Below are entries to be transcribed exactly; exclude the pictures from the copy.

Exercise input →
──────
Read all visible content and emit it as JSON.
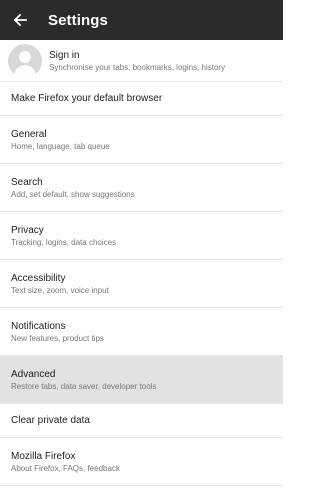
{
  "toolbar": {
    "back_icon": "arrow-left-icon",
    "title": "Settings",
    "background": "#2b2b2e"
  },
  "account": {
    "icon": "avatar-icon",
    "title": "Sign in",
    "summary": "Synchronise your tabs, bookmarks, logins, history"
  },
  "items": [
    {
      "title": "Make Firefox your default browser",
      "summary": ""
    },
    {
      "title": "General",
      "summary": "Home, language, tab queue"
    },
    {
      "title": "Search",
      "summary": "Add, set default, show suggestions"
    },
    {
      "title": "Privacy",
      "summary": "Tracking, logins, data choices"
    },
    {
      "title": "Accessibility",
      "summary": "Text size, zoom, voice input"
    },
    {
      "title": "Notifications",
      "summary": "New features, product tips"
    },
    {
      "title": "Advanced",
      "summary": "Restore tabs, data saver, developer tools",
      "highlighted": true
    },
    {
      "title": "Clear private data",
      "summary": ""
    },
    {
      "title": "Mozilla Firefox",
      "summary": "About Firefox, FAQs, feedback"
    }
  ]
}
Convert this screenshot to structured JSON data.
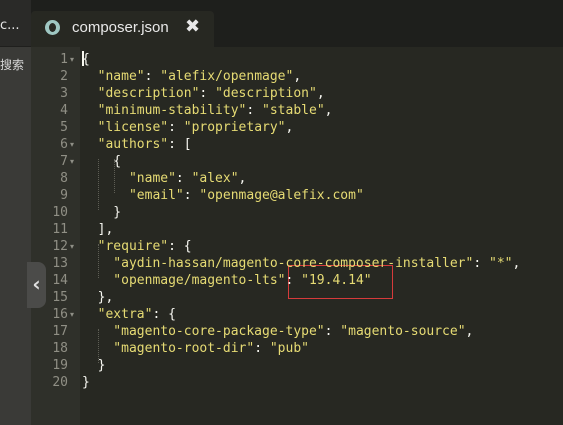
{
  "sidebar": {
    "fragment_top": "c...",
    "fragment_search": "搜索"
  },
  "tab": {
    "title": "composer.json",
    "close_glyph": "✖"
  },
  "lines": [
    {
      "num": "1",
      "fold": true,
      "tokens": [
        {
          "t": "{",
          "c": "p"
        }
      ]
    },
    {
      "num": "2",
      "tokens": [
        {
          "t": "  \"name\"",
          "c": "k"
        },
        {
          "t": ": ",
          "c": "p"
        },
        {
          "t": "\"alefix/openmage\"",
          "c": "k"
        },
        {
          "t": ",",
          "c": "p"
        }
      ]
    },
    {
      "num": "3",
      "tokens": [
        {
          "t": "  \"description\"",
          "c": "k"
        },
        {
          "t": ": ",
          "c": "p"
        },
        {
          "t": "\"description\"",
          "c": "k"
        },
        {
          "t": ",",
          "c": "p"
        }
      ]
    },
    {
      "num": "4",
      "tokens": [
        {
          "t": "  \"minimum-stability\"",
          "c": "k"
        },
        {
          "t": ": ",
          "c": "p"
        },
        {
          "t": "\"stable\"",
          "c": "k"
        },
        {
          "t": ",",
          "c": "p"
        }
      ]
    },
    {
      "num": "5",
      "tokens": [
        {
          "t": "  \"license\"",
          "c": "k"
        },
        {
          "t": ": ",
          "c": "p"
        },
        {
          "t": "\"proprietary\"",
          "c": "k"
        },
        {
          "t": ",",
          "c": "p"
        }
      ]
    },
    {
      "num": "6",
      "fold": true,
      "tokens": [
        {
          "t": "  \"authors\"",
          "c": "k"
        },
        {
          "t": ": [",
          "c": "p"
        }
      ]
    },
    {
      "num": "7",
      "fold": true,
      "tokens": [
        {
          "t": "    {",
          "c": "p"
        }
      ]
    },
    {
      "num": "8",
      "tokens": [
        {
          "t": "      \"name\"",
          "c": "k"
        },
        {
          "t": ": ",
          "c": "p"
        },
        {
          "t": "\"alex\"",
          "c": "k"
        },
        {
          "t": ",",
          "c": "p"
        }
      ]
    },
    {
      "num": "9",
      "tokens": [
        {
          "t": "      \"email\"",
          "c": "k"
        },
        {
          "t": ": ",
          "c": "p"
        },
        {
          "t": "\"openmage@alefix.com\"",
          "c": "k"
        }
      ]
    },
    {
      "num": "10",
      "tokens": [
        {
          "t": "    }",
          "c": "p"
        }
      ]
    },
    {
      "num": "11",
      "tokens": [
        {
          "t": "  ],",
          "c": "p"
        }
      ]
    },
    {
      "num": "12",
      "fold": true,
      "tokens": [
        {
          "t": "  \"require\"",
          "c": "k"
        },
        {
          "t": ": {",
          "c": "p"
        }
      ]
    },
    {
      "num": "13",
      "tokens": [
        {
          "t": "    \"aydin-hassan/magento-core-composer-installer\"",
          "c": "k"
        },
        {
          "t": ": ",
          "c": "p"
        },
        {
          "t": "\"*\"",
          "c": "k"
        },
        {
          "t": ",",
          "c": "p"
        }
      ]
    },
    {
      "num": "14",
      "tokens": [
        {
          "t": "    \"openmage/magento-lts\"",
          "c": "k"
        },
        {
          "t": ": ",
          "c": "p"
        },
        {
          "t": "\"19.4.14\"",
          "c": "k"
        }
      ]
    },
    {
      "num": "15",
      "tokens": [
        {
          "t": "  },",
          "c": "p"
        }
      ]
    },
    {
      "num": "16",
      "fold": true,
      "tokens": [
        {
          "t": "  \"extra\"",
          "c": "k"
        },
        {
          "t": ": {",
          "c": "p"
        }
      ]
    },
    {
      "num": "17",
      "tokens": [
        {
          "t": "    \"magento-core-package-type\"",
          "c": "k"
        },
        {
          "t": ": ",
          "c": "p"
        },
        {
          "t": "\"magento-source\"",
          "c": "k"
        },
        {
          "t": ",",
          "c": "p"
        }
      ]
    },
    {
      "num": "18",
      "tokens": [
        {
          "t": "    \"magento-root-dir\"",
          "c": "k"
        },
        {
          "t": ": ",
          "c": "p"
        },
        {
          "t": "\"pub\"",
          "c": "k"
        }
      ]
    },
    {
      "num": "19",
      "tokens": [
        {
          "t": "  }",
          "c": "p"
        }
      ]
    },
    {
      "num": "20",
      "tokens": [
        {
          "t": "}",
          "c": "p"
        }
      ]
    }
  ],
  "theme": {
    "background": "#272822",
    "gutter": "#2f302a",
    "string_color": "#e6db74",
    "punctuation_color": "#f8f8f2",
    "line_number_color": "#908f85",
    "annotation_color": "#d63b3b"
  }
}
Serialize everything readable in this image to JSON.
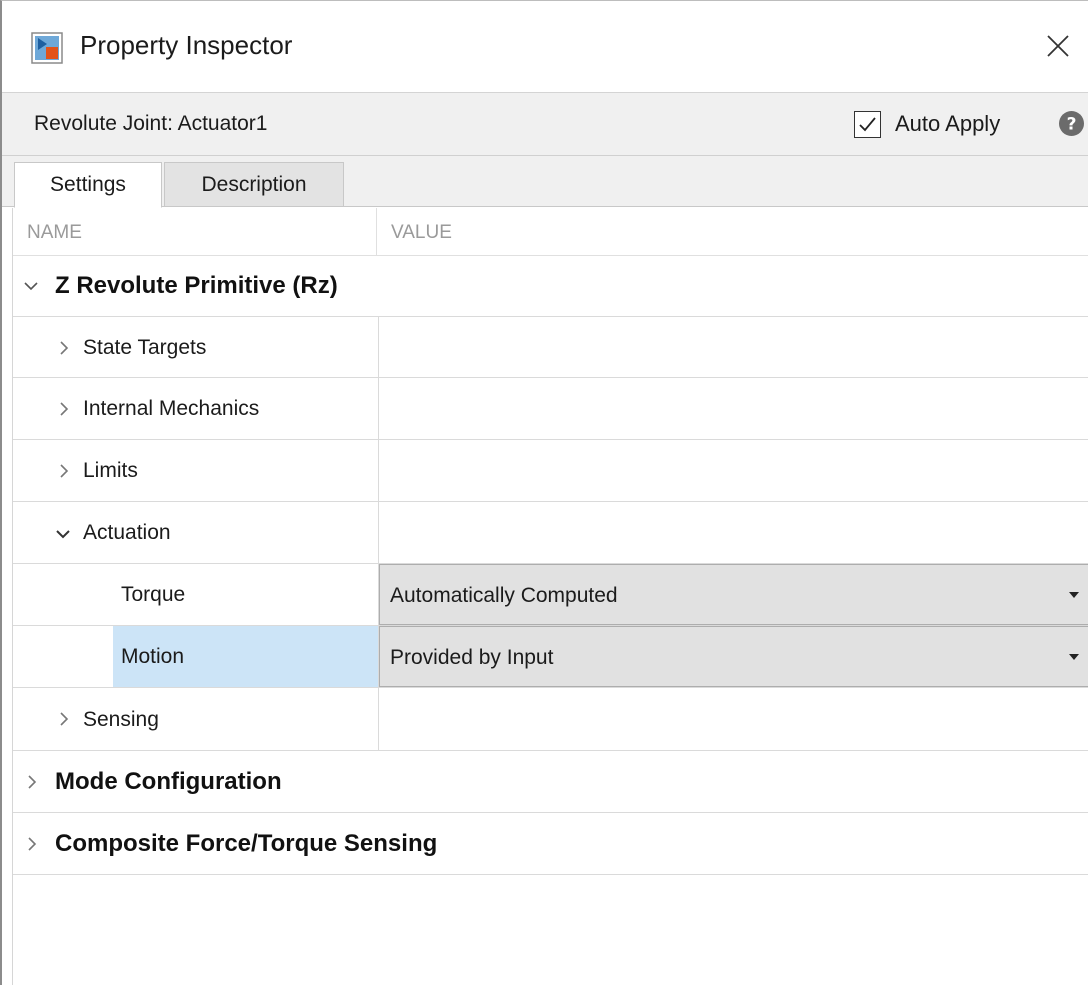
{
  "window": {
    "title": "Property Inspector"
  },
  "header": {
    "block_name": "Revolute Joint: Actuator1",
    "auto_apply_label": "Auto Apply",
    "auto_apply_checked": true
  },
  "tabs": [
    {
      "label": "Settings",
      "active": true
    },
    {
      "label": "Description",
      "active": false
    }
  ],
  "table": {
    "columns": {
      "name": "NAME",
      "value": "VALUE"
    },
    "rows": [
      {
        "label": "Z Revolute Primitive (Rz)",
        "expanded": true
      },
      {
        "label": "State Targets",
        "expanded": false
      },
      {
        "label": "Internal Mechanics",
        "expanded": false
      },
      {
        "label": "Limits",
        "expanded": false
      },
      {
        "label": "Actuation",
        "expanded": true
      },
      {
        "label": "Torque",
        "value": "Automatically Computed"
      },
      {
        "label": "Motion",
        "value": "Provided by Input"
      },
      {
        "label": "Sensing",
        "expanded": false
      },
      {
        "label": "Mode Configuration",
        "expanded": false
      },
      {
        "label": "Composite Force/Torque Sensing",
        "expanded": false
      }
    ]
  },
  "colors": {
    "selection": "#cce4f7",
    "dropdown_bg": "#e1e1e1",
    "header_bg": "#f0f0f0",
    "muted_text": "#9a9a9a"
  },
  "icons": {
    "app": "property-inspector-icon",
    "close": "close-icon",
    "help": "help-icon",
    "checkbox": "checkmark-icon",
    "expand": "chevron-right-icon",
    "collapse": "chevron-down-icon",
    "dropdown": "dropdown-arrow-icon"
  }
}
──────
Answer to this problem →
Read all visible content and emit it as JSON.
{
  "toolbar": {
    "back_icon": "arrow-left-icon",
    "title": "Settings",
    "background": "#2b2b2e"
  },
  "account": {
    "icon": "avatar-icon",
    "title": "Sign in",
    "summary": "Synchronise your tabs, bookmarks, logins, history"
  },
  "items": [
    {
      "title": "Make Firefox your default browser",
      "summary": ""
    },
    {
      "title": "General",
      "summary": "Home, language, tab queue"
    },
    {
      "title": "Search",
      "summary": "Add, set default, show suggestions"
    },
    {
      "title": "Privacy",
      "summary": "Tracking, logins, data choices"
    },
    {
      "title": "Accessibility",
      "summary": "Text size, zoom, voice input"
    },
    {
      "title": "Notifications",
      "summary": "New features, product tips"
    },
    {
      "title": "Advanced",
      "summary": "Restore tabs, data saver, developer tools",
      "highlighted": true
    },
    {
      "title": "Clear private data",
      "summary": ""
    },
    {
      "title": "Mozilla Firefox",
      "summary": "About Firefox, FAQs, feedback"
    }
  ]
}
Convert this screenshot to structured JSON data.
{
  "sidebar": {
    "fragment_top": "c...",
    "fragment_search": "搜索"
  },
  "tab": {
    "title": "composer.json",
    "close_glyph": "✖"
  },
  "lines": [
    {
      "num": "1",
      "fold": true,
      "tokens": [
        {
          "t": "{",
          "c": "p"
        }
      ]
    },
    {
      "num": "2",
      "tokens": [
        {
          "t": "  \"name\"",
          "c": "k"
        },
        {
          "t": ": ",
          "c": "p"
        },
        {
          "t": "\"alefix/openmage\"",
          "c": "k"
        },
        {
          "t": ",",
          "c": "p"
        }
      ]
    },
    {
      "num": "3",
      "tokens": [
        {
          "t": "  \"description\"",
          "c": "k"
        },
        {
          "t": ": ",
          "c": "p"
        },
        {
          "t": "\"description\"",
          "c": "k"
        },
        {
          "t": ",",
          "c": "p"
        }
      ]
    },
    {
      "num": "4",
      "tokens": [
        {
          "t": "  \"minimum-stability\"",
          "c": "k"
        },
        {
          "t": ": ",
          "c": "p"
        },
        {
          "t": "\"stable\"",
          "c": "k"
        },
        {
          "t": ",",
          "c": "p"
        }
      ]
    },
    {
      "num": "5",
      "tokens": [
        {
          "t": "  \"license\"",
          "c": "k"
        },
        {
          "t": ": ",
          "c": "p"
        },
        {
          "t": "\"proprietary\"",
          "c": "k"
        },
        {
          "t": ",",
          "c": "p"
        }
      ]
    },
    {
      "num": "6",
      "fold": true,
      "tokens": [
        {
          "t": "  \"authors\"",
          "c": "k"
        },
        {
          "t": ": [",
          "c": "p"
        }
      ]
    },
    {
      "num": "7",
      "fold": true,
      "tokens": [
        {
          "t": "    {",
          "c": "p"
        }
      ]
    },
    {
      "num": "8",
      "tokens": [
        {
          "t": "      \"name\"",
          "c": "k"
        },
        {
          "t": ": ",
          "c": "p"
        },
        {
          "t": "\"alex\"",
          "c": "k"
        },
        {
          "t": ",",
          "c": "p"
        }
      ]
    },
    {
      "num": "9",
      "tokens": [
        {
          "t": "      \"email\"",
          "c": "k"
        },
        {
          "t": ": ",
          "c": "p"
        },
        {
          "t": "\"openmage@alefix.com\"",
          "c": "k"
        }
      ]
    },
    {
      "num": "10",
      "tokens": [
        {
          "t": "    }",
          "c": "p"
        }
      ]
    },
    {
      "num": "11",
      "tokens": [
        {
          "t": "  ],",
          "c": "p"
        }
      ]
    },
    {
      "num": "12",
      "fold": true,
      "tokens": [
        {
          "t": "  \"require\"",
          "c": "k"
        },
        {
          "t": ": {",
          "c": "p"
        }
      ]
    },
    {
      "num": "13",
      "tokens": [
        {
          "t": "    \"aydin-hassan/magento-core-composer-installer\"",
          "c": "k"
        },
        {
          "t": ": ",
          "c": "p"
        },
        {
          "t": "\"*\"",
          "c": "k"
        },
        {
          "t": ",",
          "c": "p"
        }
      ]
    },
    {
      "num": "14",
      "tokens": [
        {
          "t": "    \"openmage/magento-lts\"",
          "c": "k"
        },
        {
          "t": ": ",
          "c": "p"
        },
        {
          "t": "\"19.4.14\"",
          "c": "k"
        }
      ]
    },
    {
      "num": "15",
      "tokens": [
        {
          "t": "  },",
          "c": "p"
        }
      ]
    },
    {
      "num": "16",
      "fold": true,
      "tokens": [
        {
          "t": "  \"extra\"",
          "c": "k"
        },
        {
          "t": ": {",
          "c": "p"
        }
      ]
    },
    {
      "num": "17",
      "tokens": [
        {
          "t": "    \"magento-core-package-type\"",
          "c": "k"
        },
        {
          "t": ": ",
          "c": "p"
        },
        {
          "t": "\"magento-source\"",
          "c": "k"
        },
        {
          "t": ",",
          "c": "p"
        }
      ]
    },
    {
      "num": "18",
      "tokens": [
        {
          "t": "    \"magento-root-dir\"",
          "c": "k"
        },
        {
          "t": ": ",
          "c": "p"
        },
        {
          "t": "\"pub\"",
          "c": "k"
        }
      ]
    },
    {
      "num": "19",
      "tokens": [
        {
          "t": "  }",
          "c": "p"
        }
      ]
    },
    {
      "num": "20",
      "tokens": [
        {
          "t": "}",
          "c": "p"
        }
      ]
    }
  ],
  "theme": {
    "background": "#272822",
    "gutter": "#2f302a",
    "string_color": "#e6db74",
    "punctuation_color": "#f8f8f2",
    "line_number_color": "#908f85",
    "annotation_color": "#d63b3b"
  }
}
Serialize everything readable in this image to JSON.
{
  "window": {
    "title": "Property Inspector"
  },
  "header": {
    "block_name": "Revolute Joint: Actuator1",
    "auto_apply_label": "Auto Apply",
    "auto_apply_checked": true
  },
  "tabs": [
    {
      "label": "Settings",
      "active": true
    },
    {
      "label": "Description",
      "active": false
    }
  ],
  "table": {
    "columns": {
      "name": "NAME",
      "value": "VALUE"
    },
    "rows": [
      {
        "label": "Z Revolute Primitive (Rz)",
        "expanded": true
      },
      {
        "label": "State Targets",
        "expanded": false
      },
      {
        "label": "Internal Mechanics",
        "expanded": false
      },
      {
        "label": "Limits",
        "expanded": false
      },
      {
        "label": "Actuation",
        "expanded": true
      },
      {
        "label": "Torque",
        "value": "Automatically Computed"
      },
      {
        "label": "Motion",
        "value": "Provided by Input"
      },
      {
        "label": "Sensing",
        "expanded": false
      },
      {
        "label": "Mode Configuration",
        "expanded": false
      },
      {
        "label": "Composite Force/Torque Sensing",
        "expanded": false
      }
    ]
  },
  "colors": {
    "selection": "#cce4f7",
    "dropdown_bg": "#e1e1e1",
    "header_bg": "#f0f0f0",
    "muted_text": "#9a9a9a"
  },
  "icons": {
    "app": "property-inspector-icon",
    "close": "close-icon",
    "help": "help-icon",
    "checkbox": "checkmark-icon",
    "expand": "chevron-right-icon",
    "collapse": "chevron-down-icon",
    "dropdown": "dropdown-arrow-icon"
  }
}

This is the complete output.